- What the task requires
Copy each line below that includes "Wheeler".

====

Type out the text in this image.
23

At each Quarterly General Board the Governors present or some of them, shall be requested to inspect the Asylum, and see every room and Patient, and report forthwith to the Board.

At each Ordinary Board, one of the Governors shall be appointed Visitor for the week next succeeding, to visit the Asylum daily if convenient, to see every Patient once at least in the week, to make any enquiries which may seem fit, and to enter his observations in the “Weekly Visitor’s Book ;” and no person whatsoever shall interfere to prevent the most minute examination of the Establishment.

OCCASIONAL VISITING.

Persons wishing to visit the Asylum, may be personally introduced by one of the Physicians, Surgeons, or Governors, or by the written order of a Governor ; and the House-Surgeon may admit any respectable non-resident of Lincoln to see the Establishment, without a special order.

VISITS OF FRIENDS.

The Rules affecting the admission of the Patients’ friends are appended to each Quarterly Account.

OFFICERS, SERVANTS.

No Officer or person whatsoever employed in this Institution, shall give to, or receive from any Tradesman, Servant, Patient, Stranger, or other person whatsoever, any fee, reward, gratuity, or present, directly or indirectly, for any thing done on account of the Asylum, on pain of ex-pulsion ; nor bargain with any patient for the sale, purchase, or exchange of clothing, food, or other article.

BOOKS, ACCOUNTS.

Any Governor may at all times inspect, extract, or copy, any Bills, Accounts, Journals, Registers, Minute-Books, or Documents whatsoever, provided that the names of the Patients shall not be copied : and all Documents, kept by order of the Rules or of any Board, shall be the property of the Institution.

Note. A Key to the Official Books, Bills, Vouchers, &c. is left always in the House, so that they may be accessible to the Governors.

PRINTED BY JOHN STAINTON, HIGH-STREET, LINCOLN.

====

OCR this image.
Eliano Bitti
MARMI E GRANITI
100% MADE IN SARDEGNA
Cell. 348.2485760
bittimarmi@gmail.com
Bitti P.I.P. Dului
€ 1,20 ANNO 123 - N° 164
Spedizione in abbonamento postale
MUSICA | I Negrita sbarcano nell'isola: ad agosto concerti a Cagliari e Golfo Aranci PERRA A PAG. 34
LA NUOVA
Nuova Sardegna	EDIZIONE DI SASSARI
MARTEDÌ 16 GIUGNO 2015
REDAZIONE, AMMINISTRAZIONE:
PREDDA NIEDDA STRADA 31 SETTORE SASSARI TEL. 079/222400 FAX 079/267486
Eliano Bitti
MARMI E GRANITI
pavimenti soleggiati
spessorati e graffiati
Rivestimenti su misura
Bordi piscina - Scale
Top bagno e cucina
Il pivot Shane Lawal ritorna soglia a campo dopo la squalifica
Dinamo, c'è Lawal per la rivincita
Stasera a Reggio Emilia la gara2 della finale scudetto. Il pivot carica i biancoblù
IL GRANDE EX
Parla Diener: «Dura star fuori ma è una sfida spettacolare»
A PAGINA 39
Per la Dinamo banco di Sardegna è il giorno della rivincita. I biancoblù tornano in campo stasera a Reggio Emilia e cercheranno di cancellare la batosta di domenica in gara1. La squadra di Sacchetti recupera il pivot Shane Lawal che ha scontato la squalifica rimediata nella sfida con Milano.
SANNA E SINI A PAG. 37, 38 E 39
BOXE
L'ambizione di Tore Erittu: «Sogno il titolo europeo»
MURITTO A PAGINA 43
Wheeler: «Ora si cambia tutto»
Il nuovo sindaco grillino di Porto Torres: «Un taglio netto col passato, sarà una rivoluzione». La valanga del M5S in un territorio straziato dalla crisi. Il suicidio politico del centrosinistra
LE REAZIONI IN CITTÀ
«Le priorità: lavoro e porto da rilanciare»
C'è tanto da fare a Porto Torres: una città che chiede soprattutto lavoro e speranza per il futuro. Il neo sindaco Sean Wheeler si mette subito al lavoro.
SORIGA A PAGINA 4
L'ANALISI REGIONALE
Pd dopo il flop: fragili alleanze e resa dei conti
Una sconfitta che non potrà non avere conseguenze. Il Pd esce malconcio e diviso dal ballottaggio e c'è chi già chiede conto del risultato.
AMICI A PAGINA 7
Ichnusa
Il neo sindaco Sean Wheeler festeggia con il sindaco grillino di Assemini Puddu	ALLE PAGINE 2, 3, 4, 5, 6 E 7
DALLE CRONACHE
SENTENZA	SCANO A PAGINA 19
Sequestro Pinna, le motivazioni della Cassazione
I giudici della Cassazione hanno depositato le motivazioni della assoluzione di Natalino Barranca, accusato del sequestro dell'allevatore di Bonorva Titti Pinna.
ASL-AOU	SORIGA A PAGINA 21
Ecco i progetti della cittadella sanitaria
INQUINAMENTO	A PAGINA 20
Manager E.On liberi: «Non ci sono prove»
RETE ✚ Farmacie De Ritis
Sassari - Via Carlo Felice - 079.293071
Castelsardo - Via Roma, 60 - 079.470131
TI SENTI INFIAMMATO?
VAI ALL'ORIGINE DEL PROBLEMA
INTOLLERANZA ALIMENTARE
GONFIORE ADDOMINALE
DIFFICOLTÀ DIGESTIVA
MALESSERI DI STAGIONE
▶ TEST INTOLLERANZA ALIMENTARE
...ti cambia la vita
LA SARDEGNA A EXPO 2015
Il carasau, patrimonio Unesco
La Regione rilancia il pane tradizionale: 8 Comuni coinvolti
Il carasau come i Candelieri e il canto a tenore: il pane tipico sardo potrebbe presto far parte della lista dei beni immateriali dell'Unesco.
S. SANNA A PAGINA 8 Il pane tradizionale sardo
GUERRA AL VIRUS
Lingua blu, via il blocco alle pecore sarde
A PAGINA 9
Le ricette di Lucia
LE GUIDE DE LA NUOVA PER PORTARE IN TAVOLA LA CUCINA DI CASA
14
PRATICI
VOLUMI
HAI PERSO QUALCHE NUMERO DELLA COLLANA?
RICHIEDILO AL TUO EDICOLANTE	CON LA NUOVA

====

- Task result
Wheeler: «Ora si cambia tutto»
C'è tanto da fare a Porto Torres: una città che chiede soprattutto lavoro e speranza per il futuro. Il neo sindaco Sean Wheeler si mette subito al lavoro.
Il neo sindaco Sean Wheeler festeggia con il sindaco grillino di Assemini Puddu	ALLE PAGINE 2, 3, 4, 5, 6 E 7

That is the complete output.